> Provided information:
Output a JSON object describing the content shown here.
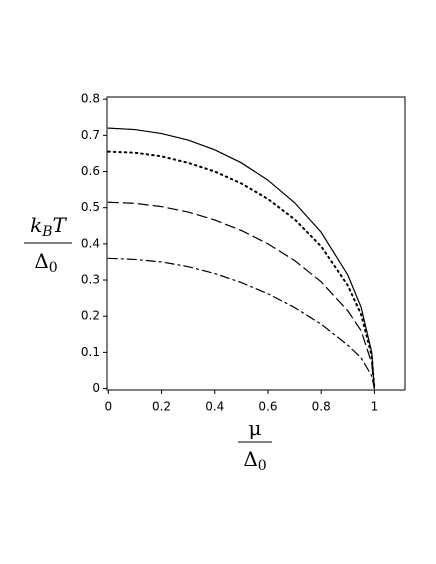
{
  "chart_data": {
    "type": "line",
    "ylabel": {
      "numerator": [
        "k",
        "B",
        "T"
      ],
      "denominator": [
        "Δ",
        "0"
      ]
    },
    "xlabel": {
      "numerator": [
        "μ"
      ],
      "denominator": [
        "Δ",
        "0"
      ]
    },
    "x": [
      0,
      0.1,
      0.2,
      0.3,
      0.4,
      0.5,
      0.6,
      0.7,
      0.8,
      0.9,
      0.95,
      0.99,
      1
    ],
    "series": [
      {
        "color": "#000000",
        "dash": "none",
        "values": [
          0.72,
          0.716,
          0.705,
          0.687,
          0.66,
          0.624,
          0.576,
          0.514,
          0.432,
          0.314,
          0.225,
          0.1,
          0
        ]
      },
      {
        "color": "#000000",
        "dash": "dot",
        "values": [
          0.655,
          0.652,
          0.642,
          0.624,
          0.6,
          0.567,
          0.524,
          0.468,
          0.393,
          0.285,
          0.205,
          0.09,
          0
        ]
      },
      {
        "color": "#000000",
        "dash": "dash",
        "values": [
          0.515,
          0.512,
          0.503,
          0.488,
          0.466,
          0.437,
          0.4,
          0.354,
          0.295,
          0.215,
          0.16,
          0.07,
          0
        ]
      },
      {
        "color": "#000000",
        "dash": "dashdot",
        "values": [
          0.36,
          0.357,
          0.35,
          0.337,
          0.318,
          0.293,
          0.262,
          0.224,
          0.178,
          0.12,
          0.085,
          0.035,
          0
        ]
      }
    ],
    "xlim": [
      -0.005,
      1.115
    ],
    "ylim": [
      -0.004,
      0.806
    ],
    "xticks": [
      0,
      0.2,
      0.4,
      0.6,
      0.8,
      1
    ],
    "yticks": [
      0,
      0.1,
      0.2,
      0.3,
      0.4,
      0.5,
      0.6,
      0.7,
      0.8
    ],
    "grid": false
  }
}
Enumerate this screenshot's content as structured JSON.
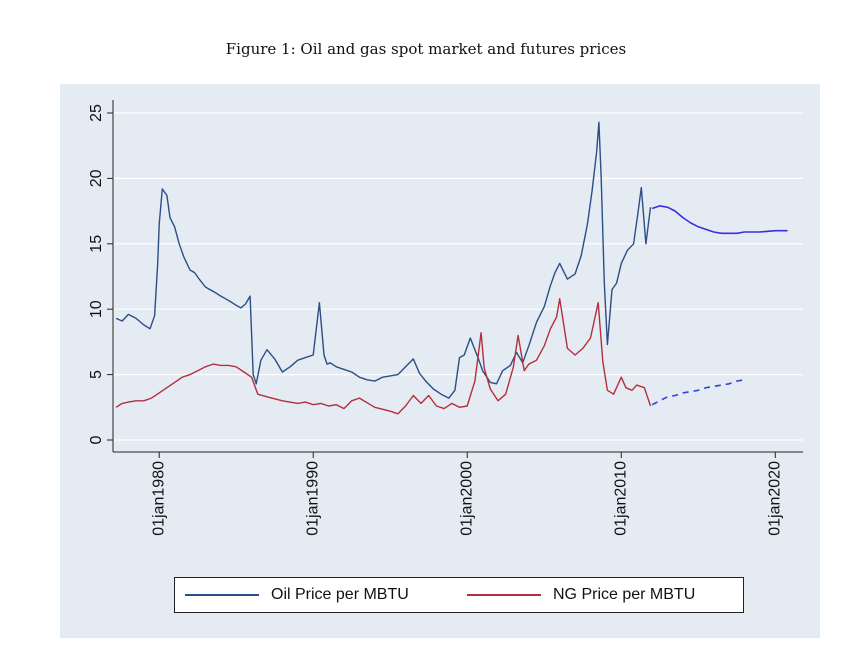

> Task instructions: Locate each line with the word "dash" and copy it.

> Answer to the problem:
        "dash": "none",
        "dash": "dot",
        "dash": "dash",
        "dash": "dashdot",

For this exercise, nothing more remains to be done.